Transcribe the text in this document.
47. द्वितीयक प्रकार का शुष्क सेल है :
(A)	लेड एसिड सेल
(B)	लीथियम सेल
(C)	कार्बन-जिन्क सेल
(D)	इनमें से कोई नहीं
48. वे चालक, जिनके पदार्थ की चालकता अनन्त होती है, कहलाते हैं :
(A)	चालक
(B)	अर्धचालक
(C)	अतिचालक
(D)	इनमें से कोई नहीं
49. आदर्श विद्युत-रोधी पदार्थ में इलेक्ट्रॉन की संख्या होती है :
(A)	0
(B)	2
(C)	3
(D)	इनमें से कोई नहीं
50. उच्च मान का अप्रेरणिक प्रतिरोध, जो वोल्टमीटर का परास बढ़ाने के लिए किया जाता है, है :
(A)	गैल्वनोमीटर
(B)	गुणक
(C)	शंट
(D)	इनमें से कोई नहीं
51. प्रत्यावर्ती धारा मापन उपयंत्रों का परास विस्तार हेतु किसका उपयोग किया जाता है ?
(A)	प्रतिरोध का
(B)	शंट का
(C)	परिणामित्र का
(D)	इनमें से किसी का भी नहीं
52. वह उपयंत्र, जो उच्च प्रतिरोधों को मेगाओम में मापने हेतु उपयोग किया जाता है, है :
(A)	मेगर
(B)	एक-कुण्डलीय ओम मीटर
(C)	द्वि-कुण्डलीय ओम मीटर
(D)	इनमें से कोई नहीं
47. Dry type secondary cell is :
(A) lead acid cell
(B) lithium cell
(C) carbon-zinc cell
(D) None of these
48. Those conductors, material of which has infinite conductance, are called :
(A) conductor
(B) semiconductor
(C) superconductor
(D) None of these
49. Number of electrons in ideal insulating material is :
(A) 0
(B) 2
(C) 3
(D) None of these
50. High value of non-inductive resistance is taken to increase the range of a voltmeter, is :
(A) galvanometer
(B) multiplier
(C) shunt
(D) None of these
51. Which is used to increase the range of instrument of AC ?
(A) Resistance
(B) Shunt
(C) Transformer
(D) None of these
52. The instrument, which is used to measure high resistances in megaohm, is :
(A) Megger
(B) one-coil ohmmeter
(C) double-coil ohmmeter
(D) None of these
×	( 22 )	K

### Work instructions:
Please reproduce every line of the material word for word.

### Correct answer:
Transcribe the text in this document.
47. द्वितीयक प्रकार का शुष्क सेल है :
(A)	लेड एसिड सेल
(B)	लीथियम सेल
(C)	कार्बन-जिन्क सेल
(D)	इनमें से कोई नहीं
48. वे चालक, जिनके पदार्थ की चालकता अनन्त होती है, कहलाते हैं :
(A)	चालक
(B)	अर्धचालक
(C)	अतिचालक
(D)	इनमें से कोई नहीं
49. आदर्श विद्युत-रोधी पदार्थ में इलेक्ट्रॉन की संख्या होती है :
(A)	0
(B)	2
(C)	3
(D)	इनमें से कोई नहीं
50. उच्च मान का अप्रेरणिक प्रतिरोध, जो वोल्टमीटर का परास बढ़ाने के लिए किया जाता है, है :
(A)	गैल्वनोमीटर
(B)	गुणक
(C)	शंट
(D)	इनमें से कोई नहीं
51. प्रत्यावर्ती धारा मापन उपयंत्रों का परास विस्तार हेतु किसका उपयोग किया जाता है ?
(A)	प्रतिरोध का
(B)	शंट का
(C)	परिणामित्र का
(D)	इनमें से किसी का भी नहीं
52. वह उपयंत्र, जो उच्च प्रतिरोधों को मेगाओम में मापने हेतु उपयोग किया जाता है, है :
(A)	मेगर
(B)	एक-कुण्डलीय ओम मीटर
(C)	द्वि-कुण्डलीय ओम मीटर
(D)	इनमें से कोई नहीं
47. Dry type secondary cell is :
(A) lead acid cell
(B) lithium cell
(C) carbon-zinc cell
(D) None of these
48. Those conductors, material of which has infinite conductance, are called :
(A) conductor
(B) semiconductor
(C) superconductor
(D) None of these
49. Number of electrons in ideal insulating material is :
(A) 0
(B) 2
(C) 3
(D) None of these
50. High value of non-inductive resistance is taken to increase the range of a voltmeter, is :
(A) galvanometer
(B) multiplier
(C) shunt
(D) None of these
51. Which is used to increase the range of instrument of AC ?
(A) Resistance
(B) Shunt
(C) Transformer
(D) None of these
52. The instrument, which is used to measure high resistances in megaohm, is :
(A) Megger
(B) one-coil ohmmeter
(C) double-coil ohmmeter
(D) None of these
×	( 22 )	K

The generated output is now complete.